----- Provided records
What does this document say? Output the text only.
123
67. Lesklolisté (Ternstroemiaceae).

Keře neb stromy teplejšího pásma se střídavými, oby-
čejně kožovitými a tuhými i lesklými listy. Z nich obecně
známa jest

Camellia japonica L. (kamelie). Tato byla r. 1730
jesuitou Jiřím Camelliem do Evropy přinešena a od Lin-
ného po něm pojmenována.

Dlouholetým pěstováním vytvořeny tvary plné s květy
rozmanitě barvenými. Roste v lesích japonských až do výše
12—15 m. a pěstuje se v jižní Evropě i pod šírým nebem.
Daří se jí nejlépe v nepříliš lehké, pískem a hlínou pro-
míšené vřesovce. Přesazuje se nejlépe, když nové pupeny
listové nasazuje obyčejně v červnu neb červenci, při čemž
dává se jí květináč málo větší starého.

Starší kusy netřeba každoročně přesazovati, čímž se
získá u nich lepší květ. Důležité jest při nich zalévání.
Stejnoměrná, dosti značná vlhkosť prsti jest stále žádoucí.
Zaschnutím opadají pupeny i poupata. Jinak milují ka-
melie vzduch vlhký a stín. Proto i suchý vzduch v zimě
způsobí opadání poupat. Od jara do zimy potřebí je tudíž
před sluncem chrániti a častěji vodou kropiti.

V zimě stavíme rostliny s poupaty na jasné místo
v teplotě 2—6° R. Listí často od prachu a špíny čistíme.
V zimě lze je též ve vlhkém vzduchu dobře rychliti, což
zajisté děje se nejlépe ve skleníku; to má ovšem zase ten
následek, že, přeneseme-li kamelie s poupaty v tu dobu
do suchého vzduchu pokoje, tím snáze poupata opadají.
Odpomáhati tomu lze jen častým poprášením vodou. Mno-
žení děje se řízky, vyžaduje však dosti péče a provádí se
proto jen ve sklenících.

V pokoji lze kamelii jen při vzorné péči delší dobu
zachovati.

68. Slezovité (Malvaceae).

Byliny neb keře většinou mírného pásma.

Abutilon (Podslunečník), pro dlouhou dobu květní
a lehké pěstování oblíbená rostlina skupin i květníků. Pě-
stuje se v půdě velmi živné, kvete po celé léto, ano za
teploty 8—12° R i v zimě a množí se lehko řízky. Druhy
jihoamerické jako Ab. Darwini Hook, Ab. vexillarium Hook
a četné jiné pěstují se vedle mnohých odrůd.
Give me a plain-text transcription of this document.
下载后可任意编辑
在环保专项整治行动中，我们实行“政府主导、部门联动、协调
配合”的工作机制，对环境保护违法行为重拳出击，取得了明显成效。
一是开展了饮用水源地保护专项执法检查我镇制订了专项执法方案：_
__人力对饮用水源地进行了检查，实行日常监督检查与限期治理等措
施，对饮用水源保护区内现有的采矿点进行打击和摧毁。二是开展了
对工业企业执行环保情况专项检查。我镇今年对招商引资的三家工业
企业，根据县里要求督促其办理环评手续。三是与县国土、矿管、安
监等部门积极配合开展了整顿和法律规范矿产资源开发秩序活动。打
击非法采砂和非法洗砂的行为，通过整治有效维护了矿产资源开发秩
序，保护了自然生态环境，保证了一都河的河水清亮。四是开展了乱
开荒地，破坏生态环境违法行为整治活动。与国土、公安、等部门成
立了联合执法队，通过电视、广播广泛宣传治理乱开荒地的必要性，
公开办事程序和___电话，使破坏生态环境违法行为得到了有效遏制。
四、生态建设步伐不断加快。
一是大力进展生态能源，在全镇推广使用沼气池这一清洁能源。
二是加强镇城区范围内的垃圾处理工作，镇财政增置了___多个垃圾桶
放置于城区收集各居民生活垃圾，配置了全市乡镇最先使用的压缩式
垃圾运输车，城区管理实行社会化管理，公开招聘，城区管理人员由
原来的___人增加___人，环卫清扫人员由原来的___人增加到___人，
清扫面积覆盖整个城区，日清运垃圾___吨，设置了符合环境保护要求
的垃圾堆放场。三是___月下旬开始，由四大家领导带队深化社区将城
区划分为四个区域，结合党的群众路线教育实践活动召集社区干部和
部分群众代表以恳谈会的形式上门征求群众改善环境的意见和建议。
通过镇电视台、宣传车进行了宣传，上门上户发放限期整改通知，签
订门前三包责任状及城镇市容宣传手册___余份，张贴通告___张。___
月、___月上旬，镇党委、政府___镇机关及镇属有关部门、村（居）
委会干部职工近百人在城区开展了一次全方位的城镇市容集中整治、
----------
State how many lines in the records above contain the word "dosti", giving only the number.

2